#### DESCRIPTION OF THE TASK:
Produce an exact copy of all the data below, dropping every image.

### DATA TO PROCESS ###

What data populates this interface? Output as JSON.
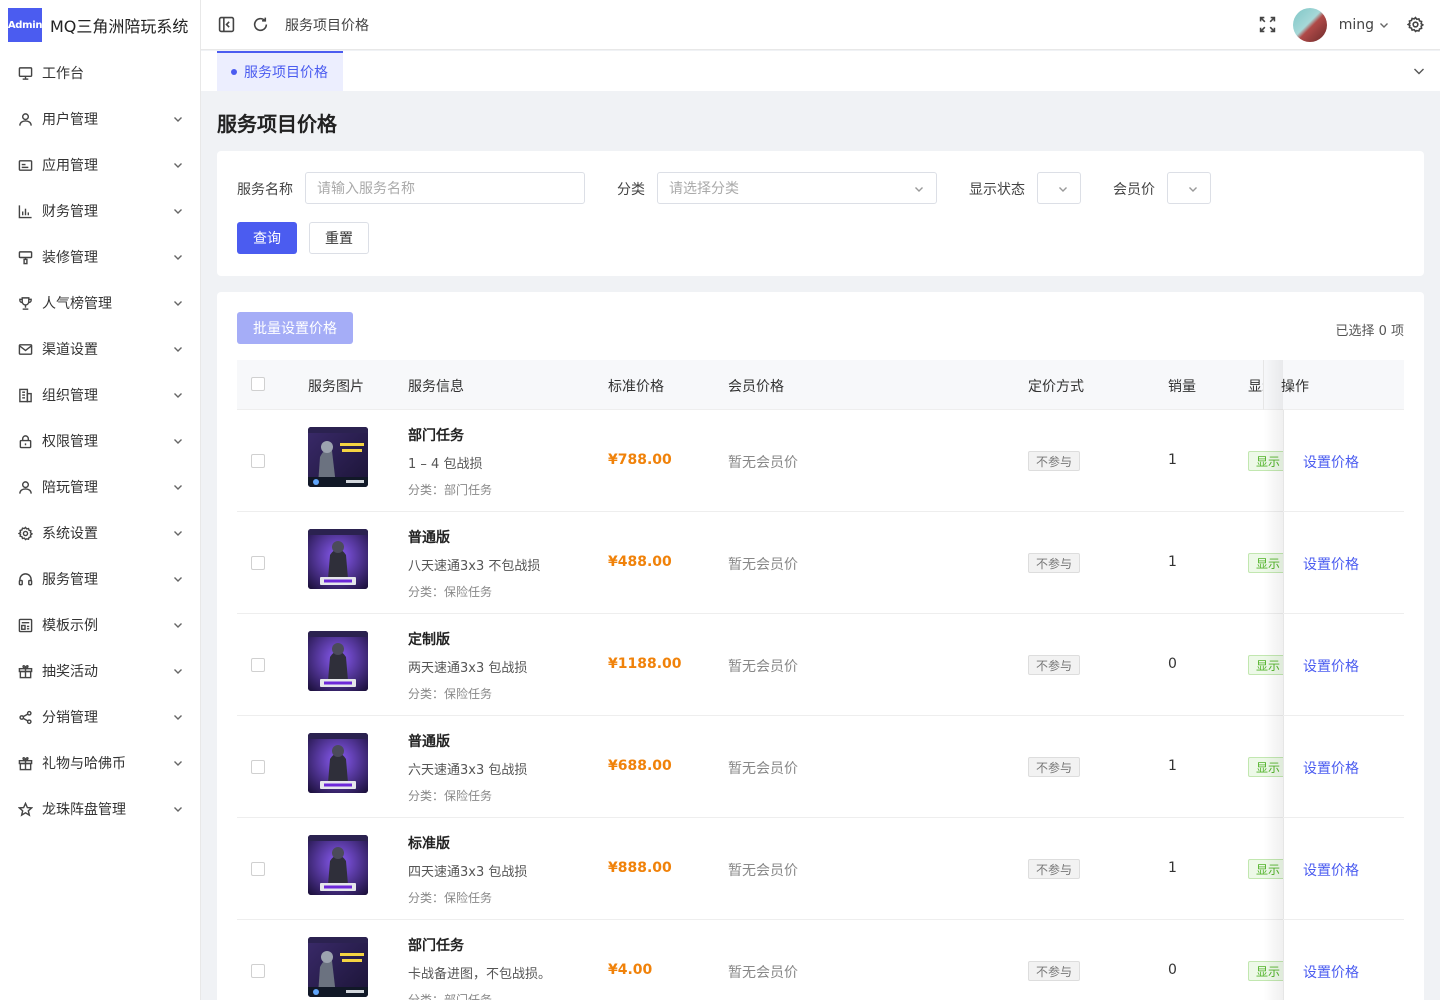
{
  "app": {
    "logo_badge": "Admin",
    "title": "MQ三角洲陪玩系统"
  },
  "sidebar": {
    "items": [
      {
        "label": "工作台",
        "icon": "monitor-icon",
        "has_children": false
      },
      {
        "label": "用户管理",
        "icon": "user-icon",
        "has_children": true
      },
      {
        "label": "应用管理",
        "icon": "app-icon",
        "has_children": true
      },
      {
        "label": "财务管理",
        "icon": "chart-icon",
        "has_children": true
      },
      {
        "label": "装修管理",
        "icon": "paint-icon",
        "has_children": true
      },
      {
        "label": "人气榜管理",
        "icon": "trophy-icon",
        "has_children": true
      },
      {
        "label": "渠道设置",
        "icon": "mail-icon",
        "has_children": true
      },
      {
        "label": "组织管理",
        "icon": "building-icon",
        "has_children": true
      },
      {
        "label": "权限管理",
        "icon": "lock-icon",
        "has_children": true
      },
      {
        "label": "陪玩管理",
        "icon": "user-icon",
        "has_children": true
      },
      {
        "label": "系统设置",
        "icon": "gear-icon",
        "has_children": true
      },
      {
        "label": "服务管理",
        "icon": "headset-icon",
        "has_children": true
      },
      {
        "label": "模板示例",
        "icon": "template-icon",
        "has_children": true
      },
      {
        "label": "抽奖活动",
        "icon": "gift-icon",
        "has_children": true
      },
      {
        "label": "分销管理",
        "icon": "share-icon",
        "has_children": true
      },
      {
        "label": "礼物与哈佛币",
        "icon": "gift-icon",
        "has_children": true
      },
      {
        "label": "龙珠阵盘管理",
        "icon": "star-icon",
        "has_children": true
      }
    ]
  },
  "header": {
    "breadcrumb": "服务项目价格",
    "user_name": "ming"
  },
  "tabs": [
    {
      "label": "服务项目价格",
      "active": true
    }
  ],
  "page": {
    "title": "服务项目价格"
  },
  "filters": {
    "name_label": "服务名称",
    "name_placeholder": "请输入服务名称",
    "category_label": "分类",
    "category_placeholder": "请选择分类",
    "status_label": "显示状态",
    "member_label": "会员价",
    "query_button": "查询",
    "reset_button": "重置"
  },
  "table": {
    "batch_button": "批量设置价格",
    "selected_text": "已选择 0 项",
    "columns": {
      "image": "服务图片",
      "info": "服务信息",
      "price": "标准价格",
      "member": "会员价格",
      "pricing": "定价方式",
      "sales": "销量",
      "status": "显示状态",
      "action": "操作"
    },
    "rows": [
      {
        "name": "部门任务",
        "desc": "1 – 4 包战损",
        "category": "分类：部门任务",
        "price": "¥788.00",
        "member": "暂无会员价",
        "pricing": "不参与",
        "sales": "1",
        "status": "显示",
        "action": "设置价格",
        "thumb": "dept"
      },
      {
        "name": "普通版",
        "desc": "八天速通3x3 不包战损",
        "category": "分类：保险任务",
        "price": "¥488.00",
        "member": "暂无会员价",
        "pricing": "不参与",
        "sales": "1",
        "status": "显示",
        "action": "设置价格",
        "thumb": "insurance"
      },
      {
        "name": "定制版",
        "desc": "两天速通3x3 包战损",
        "category": "分类：保险任务",
        "price": "¥1188.00",
        "member": "暂无会员价",
        "pricing": "不参与",
        "sales": "0",
        "status": "显示",
        "action": "设置价格",
        "thumb": "insurance"
      },
      {
        "name": "普通版",
        "desc": "六天速通3x3 包战损",
        "category": "分类：保险任务",
        "price": "¥688.00",
        "member": "暂无会员价",
        "pricing": "不参与",
        "sales": "1",
        "status": "显示",
        "action": "设置价格",
        "thumb": "insurance"
      },
      {
        "name": "标准版",
        "desc": "四天速通3x3 包战损",
        "category": "分类：保险任务",
        "price": "¥888.00",
        "member": "暂无会员价",
        "pricing": "不参与",
        "sales": "1",
        "status": "显示",
        "action": "设置价格",
        "thumb": "insurance"
      },
      {
        "name": "部门任务",
        "desc": "卡战备进图，不包战损。",
        "category": "分类：部门任务",
        "price": "¥4.00",
        "member": "暂无会员价",
        "pricing": "不参与",
        "sales": "0",
        "status": "显示",
        "action": "设置价格",
        "thumb": "dept"
      }
    ]
  },
  "colors": {
    "primary": "#4b5cf0",
    "price": "#f0820a",
    "success": "#52b32a"
  }
}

###

#### SOLUTION BELOW:
What data populates this interface? Output as JSON.
{
  "app": {
    "logo_badge": "Admin",
    "title": "MQ三角洲陪玩系统"
  },
  "sidebar": {
    "items": [
      {
        "label": "工作台",
        "icon": "monitor-icon",
        "has_children": false
      },
      {
        "label": "用户管理",
        "icon": "user-icon",
        "has_children": true
      },
      {
        "label": "应用管理",
        "icon": "app-icon",
        "has_children": true
      },
      {
        "label": "财务管理",
        "icon": "chart-icon",
        "has_children": true
      },
      {
        "label": "装修管理",
        "icon": "paint-icon",
        "has_children": true
      },
      {
        "label": "人气榜管理",
        "icon": "trophy-icon",
        "has_children": true
      },
      {
        "label": "渠道设置",
        "icon": "mail-icon",
        "has_children": true
      },
      {
        "label": "组织管理",
        "icon": "building-icon",
        "has_children": true
      },
      {
        "label": "权限管理",
        "icon": "lock-icon",
        "has_children": true
      },
      {
        "label": "陪玩管理",
        "icon": "user-icon",
        "has_children": true
      },
      {
        "label": "系统设置",
        "icon": "gear-icon",
        "has_children": true
      },
      {
        "label": "服务管理",
        "icon": "headset-icon",
        "has_children": true
      },
      {
        "label": "模板示例",
        "icon": "template-icon",
        "has_children": true
      },
      {
        "label": "抽奖活动",
        "icon": "gift-icon",
        "has_children": true
      },
      {
        "label": "分销管理",
        "icon": "share-icon",
        "has_children": true
      },
      {
        "label": "礼物与哈佛币",
        "icon": "gift-icon",
        "has_children": true
      },
      {
        "label": "龙珠阵盘管理",
        "icon": "star-icon",
        "has_children": true
      }
    ]
  },
  "header": {
    "breadcrumb": "服务项目价格",
    "user_name": "ming"
  },
  "tabs": [
    {
      "label": "服务项目价格",
      "active": true
    }
  ],
  "page": {
    "title": "服务项目价格"
  },
  "filters": {
    "name_label": "服务名称",
    "name_placeholder": "请输入服务名称",
    "category_label": "分类",
    "category_placeholder": "请选择分类",
    "status_label": "显示状态",
    "member_label": "会员价",
    "query_button": "查询",
    "reset_button": "重置"
  },
  "table": {
    "batch_button": "批量设置价格",
    "selected_text": "已选择 0 项",
    "columns": {
      "image": "服务图片",
      "info": "服务信息",
      "price": "标准价格",
      "member": "会员价格",
      "pricing": "定价方式",
      "sales": "销量",
      "status": "显示状态",
      "action": "操作"
    },
    "rows": [
      {
        "name": "部门任务",
        "desc": "1 – 4 包战损",
        "category": "分类：部门任务",
        "price": "¥788.00",
        "member": "暂无会员价",
        "pricing": "不参与",
        "sales": "1",
        "status": "显示",
        "action": "设置价格",
        "thumb": "dept"
      },
      {
        "name": "普通版",
        "desc": "八天速通3x3 不包战损",
        "category": "分类：保险任务",
        "price": "¥488.00",
        "member": "暂无会员价",
        "pricing": "不参与",
        "sales": "1",
        "status": "显示",
        "action": "设置价格",
        "thumb": "insurance"
      },
      {
        "name": "定制版",
        "desc": "两天速通3x3 包战损",
        "category": "分类：保险任务",
        "price": "¥1188.00",
        "member": "暂无会员价",
        "pricing": "不参与",
        "sales": "0",
        "status": "显示",
        "action": "设置价格",
        "thumb": "insurance"
      },
      {
        "name": "普通版",
        "desc": "六天速通3x3 包战损",
        "category": "分类：保险任务",
        "price": "¥688.00",
        "member": "暂无会员价",
        "pricing": "不参与",
        "sales": "1",
        "status": "显示",
        "action": "设置价格",
        "thumb": "insurance"
      },
      {
        "name": "标准版",
        "desc": "四天速通3x3 包战损",
        "category": "分类：保险任务",
        "price": "¥888.00",
        "member": "暂无会员价",
        "pricing": "不参与",
        "sales": "1",
        "status": "显示",
        "action": "设置价格",
        "thumb": "insurance"
      },
      {
        "name": "部门任务",
        "desc": "卡战备进图，不包战损。",
        "category": "分类：部门任务",
        "price": "¥4.00",
        "member": "暂无会员价",
        "pricing": "不参与",
        "sales": "0",
        "status": "显示",
        "action": "设置价格",
        "thumb": "dept"
      }
    ]
  },
  "colors": {
    "primary": "#4b5cf0",
    "price": "#f0820a",
    "success": "#52b32a"
  }
}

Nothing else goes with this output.